What the exercise asks
Set down the full listing exactly as given. Any pictures are to be left out.

Stored data:
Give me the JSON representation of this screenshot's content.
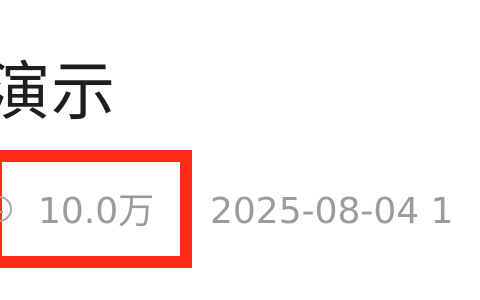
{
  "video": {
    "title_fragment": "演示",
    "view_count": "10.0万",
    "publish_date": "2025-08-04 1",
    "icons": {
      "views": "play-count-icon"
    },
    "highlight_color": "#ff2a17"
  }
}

Answer to this problem
Give me the JSON representation of this screenshot's content.
{
  "video": {
    "title_fragment": "演示",
    "view_count": "10.0万",
    "publish_date": "2025-08-04 1",
    "icons": {
      "views": "play-count-icon"
    },
    "highlight_color": "#ff2a17"
  }
}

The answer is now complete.